### Directions for this task:
In how many lines does the string "obtaining" appear? Answer with the number only.

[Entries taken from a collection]
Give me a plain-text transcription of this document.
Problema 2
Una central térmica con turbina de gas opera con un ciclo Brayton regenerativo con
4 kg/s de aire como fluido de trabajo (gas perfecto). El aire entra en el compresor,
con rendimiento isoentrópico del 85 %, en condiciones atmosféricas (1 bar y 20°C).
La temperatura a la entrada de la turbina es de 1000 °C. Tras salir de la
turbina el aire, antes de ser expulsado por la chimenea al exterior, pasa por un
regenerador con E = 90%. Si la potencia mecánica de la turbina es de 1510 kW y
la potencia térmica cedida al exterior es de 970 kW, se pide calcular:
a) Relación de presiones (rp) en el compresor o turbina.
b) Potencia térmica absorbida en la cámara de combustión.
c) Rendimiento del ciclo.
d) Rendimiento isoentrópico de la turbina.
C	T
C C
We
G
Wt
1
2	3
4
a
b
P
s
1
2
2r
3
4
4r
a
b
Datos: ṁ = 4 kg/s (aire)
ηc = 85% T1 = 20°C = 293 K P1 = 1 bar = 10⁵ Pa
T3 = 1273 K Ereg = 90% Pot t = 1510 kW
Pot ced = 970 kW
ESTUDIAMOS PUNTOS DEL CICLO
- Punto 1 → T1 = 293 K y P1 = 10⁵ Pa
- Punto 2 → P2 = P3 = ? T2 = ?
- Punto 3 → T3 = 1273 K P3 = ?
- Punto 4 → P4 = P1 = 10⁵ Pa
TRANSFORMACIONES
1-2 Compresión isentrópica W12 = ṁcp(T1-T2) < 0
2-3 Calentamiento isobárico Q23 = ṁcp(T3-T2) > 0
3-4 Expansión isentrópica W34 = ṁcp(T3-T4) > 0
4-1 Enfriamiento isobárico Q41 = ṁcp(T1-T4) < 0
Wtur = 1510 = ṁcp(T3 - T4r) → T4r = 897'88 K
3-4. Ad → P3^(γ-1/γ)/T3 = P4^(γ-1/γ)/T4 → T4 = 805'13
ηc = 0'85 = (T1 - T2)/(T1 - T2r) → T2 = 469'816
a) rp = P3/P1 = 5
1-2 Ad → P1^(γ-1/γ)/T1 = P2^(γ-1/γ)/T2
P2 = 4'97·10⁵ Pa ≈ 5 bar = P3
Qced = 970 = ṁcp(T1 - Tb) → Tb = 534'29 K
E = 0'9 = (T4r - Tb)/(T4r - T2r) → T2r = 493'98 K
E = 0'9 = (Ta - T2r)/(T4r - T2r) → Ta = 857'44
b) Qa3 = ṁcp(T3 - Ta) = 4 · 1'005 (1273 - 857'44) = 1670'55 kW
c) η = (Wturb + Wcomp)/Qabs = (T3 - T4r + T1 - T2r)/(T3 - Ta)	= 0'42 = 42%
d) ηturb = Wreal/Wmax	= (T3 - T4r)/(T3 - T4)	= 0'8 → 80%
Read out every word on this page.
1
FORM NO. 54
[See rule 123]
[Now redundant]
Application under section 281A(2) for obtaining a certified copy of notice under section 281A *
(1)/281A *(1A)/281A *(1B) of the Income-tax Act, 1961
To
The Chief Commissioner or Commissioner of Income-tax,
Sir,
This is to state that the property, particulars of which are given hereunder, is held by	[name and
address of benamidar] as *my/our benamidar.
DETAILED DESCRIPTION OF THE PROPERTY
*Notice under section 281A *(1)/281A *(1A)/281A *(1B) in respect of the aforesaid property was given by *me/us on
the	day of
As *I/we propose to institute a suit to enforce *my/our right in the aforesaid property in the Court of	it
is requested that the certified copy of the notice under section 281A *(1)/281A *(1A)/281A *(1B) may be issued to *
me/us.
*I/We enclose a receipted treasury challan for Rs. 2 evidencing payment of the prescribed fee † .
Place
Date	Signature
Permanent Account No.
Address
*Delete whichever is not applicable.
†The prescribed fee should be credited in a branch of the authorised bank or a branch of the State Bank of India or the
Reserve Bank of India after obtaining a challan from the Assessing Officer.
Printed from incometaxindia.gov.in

### Task solution:
2